[Saved data entries]

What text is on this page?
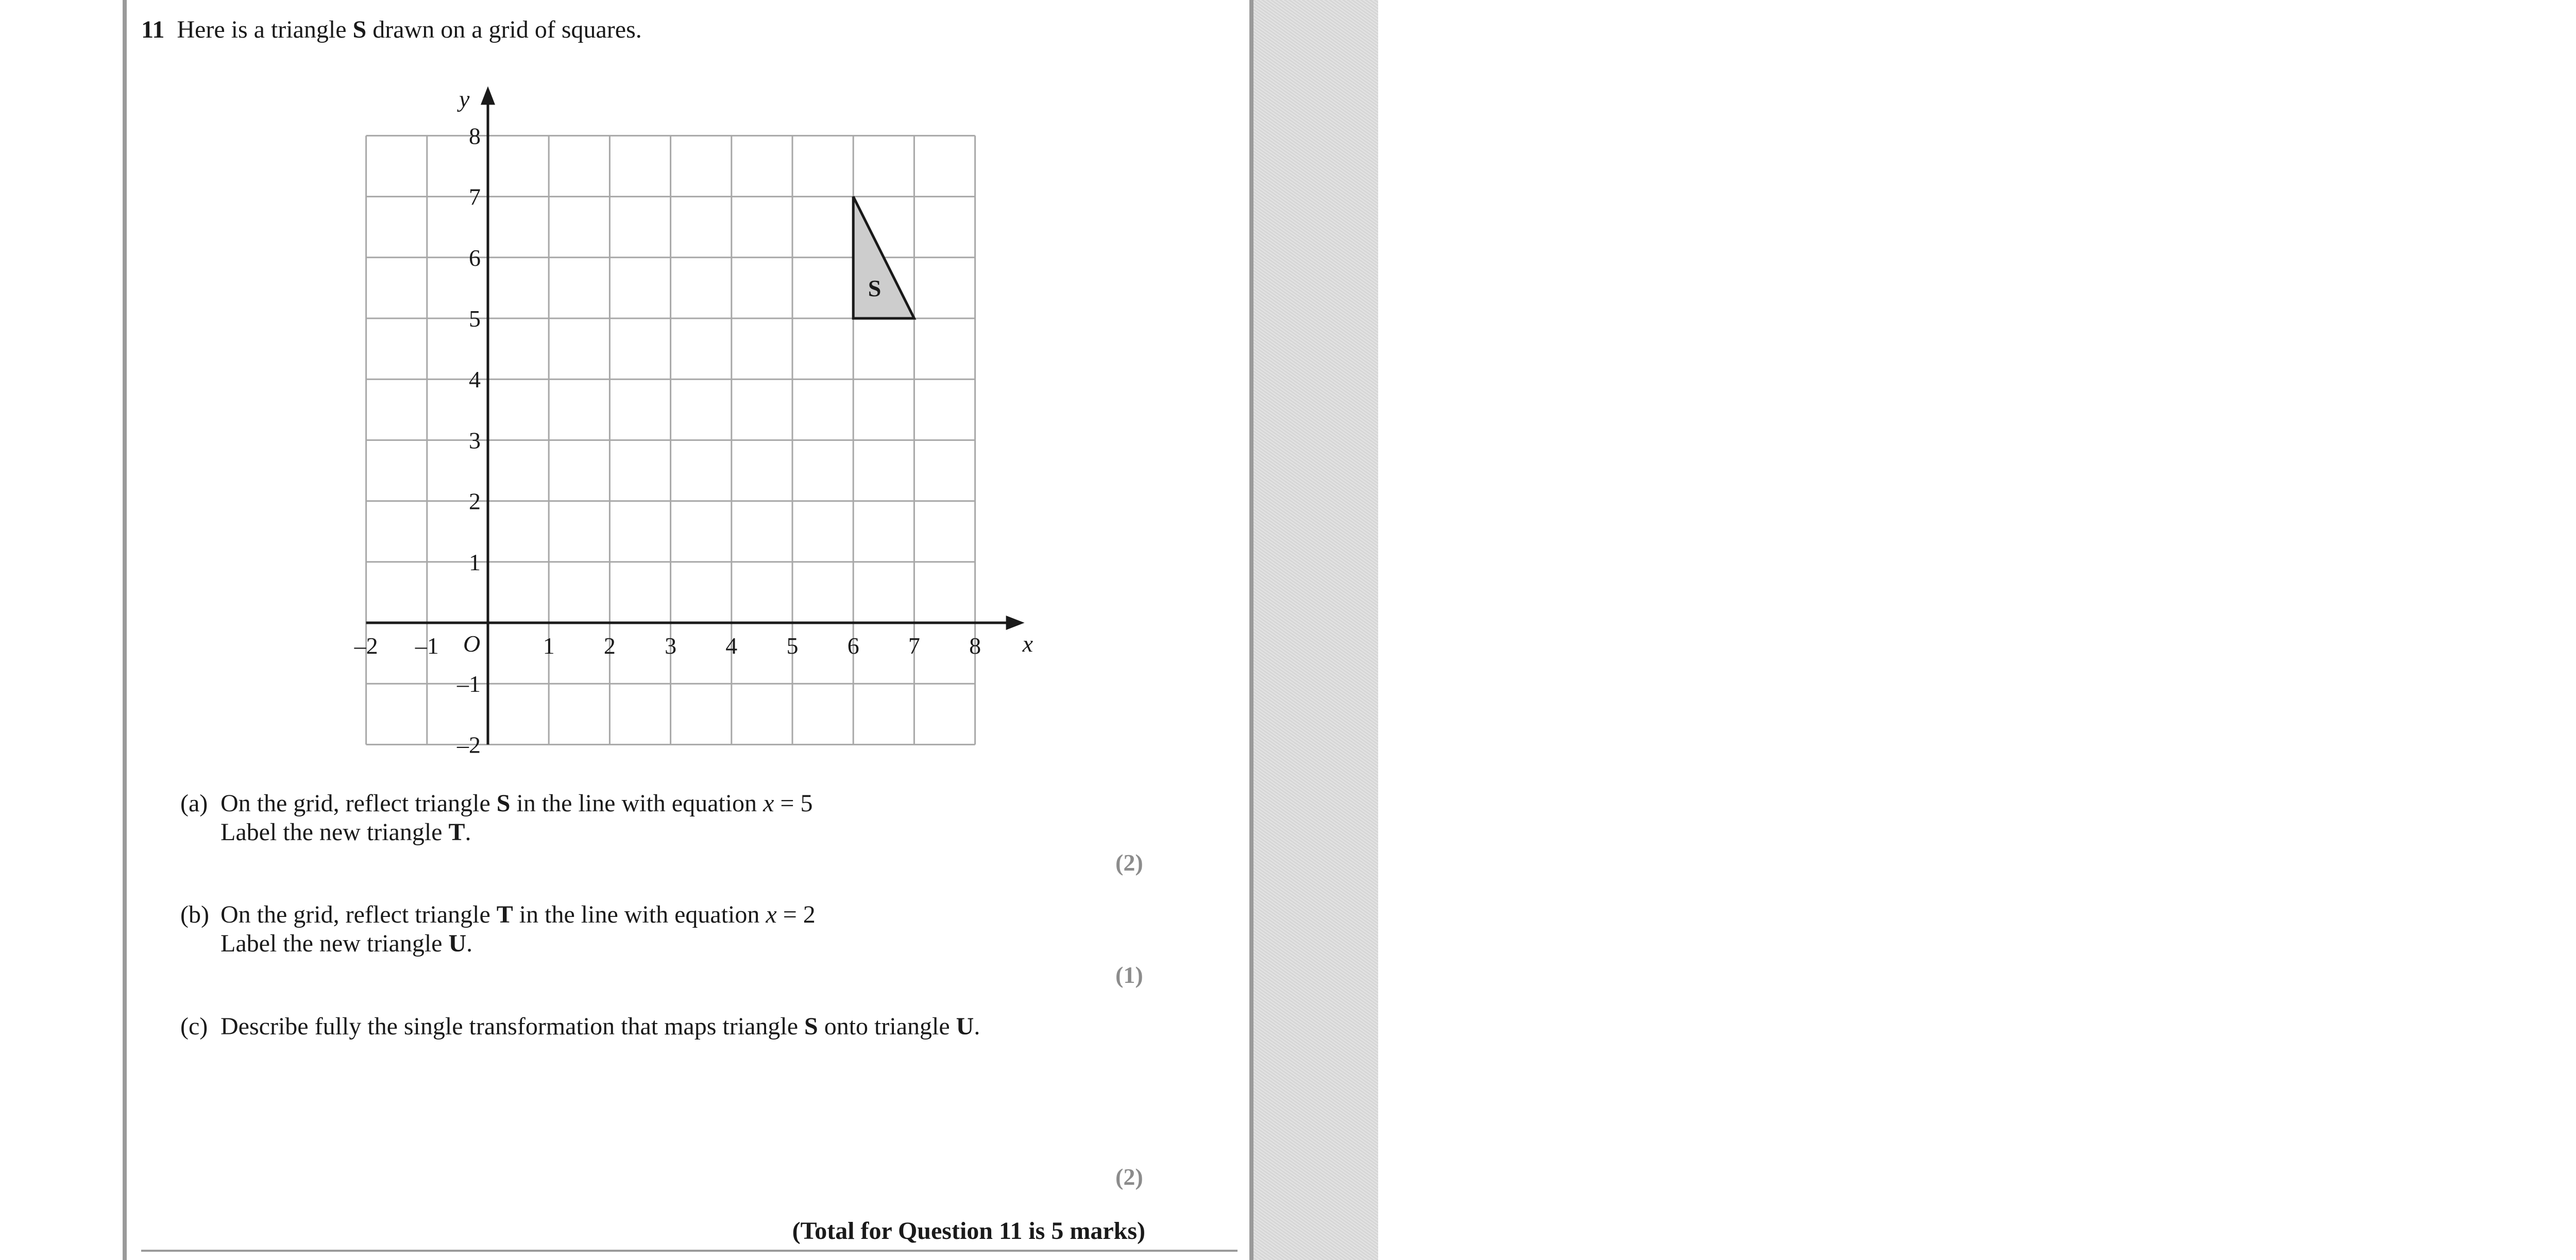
DO NOT WRITE IN THIS AREA
DO NOT WRITE IN THIS AREA
DO NOT W
11 Here is a triangle S drawn on a grid of squares.
S
–2 –1	1 2 3 4 5 6 7 8
8
7
6
5
4
3
2
1
–1
–2
x
y
O
(a) On the grid, reflect triangle S in the line with equation x = 5
Label the new triangle T.
(2)
(b) On the grid, reflect triangle T in the line with equation x = 2
Label the new triangle U.
(1)
(c) Describe fully the single transformation that maps triangle S onto triangle U.
(2)
(Total for Question 11 is 5 marks)
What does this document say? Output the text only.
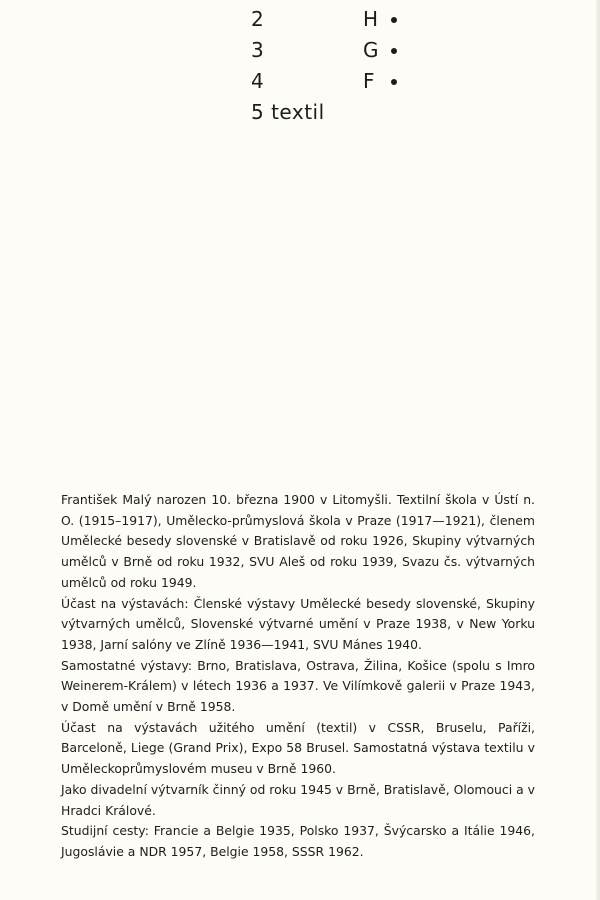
2	H
3	G
4	F
5 textil

František Malý narozen 10. března 1900 v Litomyšli. Textilní škola v Ústí n. O. (1915–1917), Umělecko-průmyslová škola v Praze (1917—1921), členem Umělecké besedy slovenské v Bratislavě od roku 1926, Skupiny výtvarných umělců v Brně od roku 1932, SVU Aleš od roku 1939, Svazu čs. výtvarných umělců od roku 1949.

Účast na výstavách: Členské výstavy Umělecké besedy slovenské, Skupiny výtvarných umělců, Slovenské výtvarné umění v Praze 1938, v New Yorku 1938, Jarní salóny ve Zlíně 1936—1941, SVU Mánes 1940.

Samostatné výstavy: Brno, Bratislava, Ostrava, Žilina, Košice (spolu s Imro Weinerem-Králem) v létech 1936 a 1937. Ve Vilímkově galerii v Praze 1943, v Domě umění v Brně 1958.

Účast na výstavách užitého umění (textil) v CSSR, Bruselu, Paříži, Barceloně, Liege (Grand Prix), Expo 58 Brusel. Samostatná výstava textilu v Uměleckoprůmyslovém museu v Brně 1960.

Jako divadelní výtvarník činný od roku 1945 v Brně, Bratislavě, Olomouci a v Hradci Králové.

Studijní cesty: Francie a Belgie 1935, Polsko 1937, Švýcarsko a Itálie 1946, Jugoslávie a NDR 1957, Belgie 1958, SSSR 1962.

Exercise details ▸ Repeat all of the entries word for word, but omit the pictures.

Task solution ▸
What text is on this page?
DO NOT WRITE IN THIS AREA
DO NOT WRITE IN THIS AREA
DO NOT W
11 Here is a triangle S drawn on a grid of squares.
S
–2 –1	1 2 3 4 5 6 7 8
8
7
6
5
4
3
2
1
–1
–2
x
y
O
(a) On the grid, reflect triangle S in the line with equation x = 5
Label the new triangle T.
(2)
(b) On the grid, reflect triangle T in the line with equation x = 2
Label the new triangle U.
(1)
(c) Describe fully the single transformation that maps triangle S onto triangle U.
(2)
(Total for Question 11 is 5 marks)
What does this document say? Output the text only.
2	H
3	G
4	F
5 textil

František Malý narozen 10. března 1900 v Litomyšli. Textilní škola v Ústí n. O. (1915–1917), Umělecko-průmyslová škola v Praze (1917—1921), členem Umělecké besedy slovenské v Bratislavě od roku 1926, Skupiny výtvarných umělců v Brně od roku 1932, SVU Aleš od roku 1939, Svazu čs. výtvarných umělců od roku 1949.

Účast na výstavách: Členské výstavy Umělecké besedy slovenské, Skupiny výtvarných umělců, Slovenské výtvarné umění v Praze 1938, v New Yorku 1938, Jarní salóny ve Zlíně 1936—1941, SVU Mánes 1940.

Samostatné výstavy: Brno, Bratislava, Ostrava, Žilina, Košice (spolu s Imro Weinerem-Králem) v létech 1936 a 1937. Ve Vilímkově galerii v Praze 1943, v Domě umění v Brně 1958.

Účast na výstavách užitého umění (textil) v CSSR, Bruselu, Paříži, Barceloně, Liege (Grand Prix), Expo 58 Brusel. Samostatná výstava textilu v Uměleckoprůmyslovém museu v Brně 1960.

Jako divadelní výtvarník činný od roku 1945 v Brně, Bratislavě, Olomouci a v Hradci Králové.

Studijní cesty: Francie a Belgie 1935, Polsko 1937, Švýcarsko a Itálie 1946, Jugoslávie a NDR 1957, Belgie 1958, SSSR 1962.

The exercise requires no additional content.